# start of DATA FOR THIS TASK

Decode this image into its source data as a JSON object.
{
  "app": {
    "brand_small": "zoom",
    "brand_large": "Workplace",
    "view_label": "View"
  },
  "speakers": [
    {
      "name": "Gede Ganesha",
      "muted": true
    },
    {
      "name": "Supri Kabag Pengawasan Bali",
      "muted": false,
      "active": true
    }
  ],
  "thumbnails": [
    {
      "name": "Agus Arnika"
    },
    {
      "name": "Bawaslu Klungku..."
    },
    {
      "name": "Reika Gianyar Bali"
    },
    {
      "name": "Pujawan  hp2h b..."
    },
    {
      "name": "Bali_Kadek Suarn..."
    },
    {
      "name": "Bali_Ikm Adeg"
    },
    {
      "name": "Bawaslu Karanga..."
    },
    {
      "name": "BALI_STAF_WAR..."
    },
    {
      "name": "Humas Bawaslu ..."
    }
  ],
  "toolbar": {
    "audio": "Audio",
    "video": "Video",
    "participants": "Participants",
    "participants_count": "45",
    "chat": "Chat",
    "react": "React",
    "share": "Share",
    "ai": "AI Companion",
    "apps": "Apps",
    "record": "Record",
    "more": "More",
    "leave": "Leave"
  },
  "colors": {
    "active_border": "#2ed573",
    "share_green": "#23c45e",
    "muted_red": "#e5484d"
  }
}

# end of DATA FOR THIS TASK

# GIVEN INSTRUCTION
Give back each line above precisely as it stands.

# CORRECT RESULT
Decode this image into its source data as a JSON object.
{
  "app": {
    "brand_small": "zoom",
    "brand_large": "Workplace",
    "view_label": "View"
  },
  "speakers": [
    {
      "name": "Gede Ganesha",
      "muted": true
    },
    {
      "name": "Supri Kabag Pengawasan Bali",
      "muted": false,
      "active": true
    }
  ],
  "thumbnails": [
    {
      "name": "Agus Arnika"
    },
    {
      "name": "Bawaslu Klungku..."
    },
    {
      "name": "Reika Gianyar Bali"
    },
    {
      "name": "Pujawan  hp2h b..."
    },
    {
      "name": "Bali_Kadek Suarn..."
    },
    {
      "name": "Bali_Ikm Adeg"
    },
    {
      "name": "Bawaslu Karanga..."
    },
    {
      "name": "BALI_STAF_WAR..."
    },
    {
      "name": "Humas Bawaslu ..."
    }
  ],
  "toolbar": {
    "audio": "Audio",
    "video": "Video",
    "participants": "Participants",
    "participants_count": "45",
    "chat": "Chat",
    "react": "React",
    "share": "Share",
    "ai": "AI Companion",
    "apps": "Apps",
    "record": "Record",
    "more": "More",
    "leave": "Leave"
  },
  "colors": {
    "active_border": "#2ed573",
    "share_green": "#23c45e",
    "muted_red": "#e5484d"
  }
}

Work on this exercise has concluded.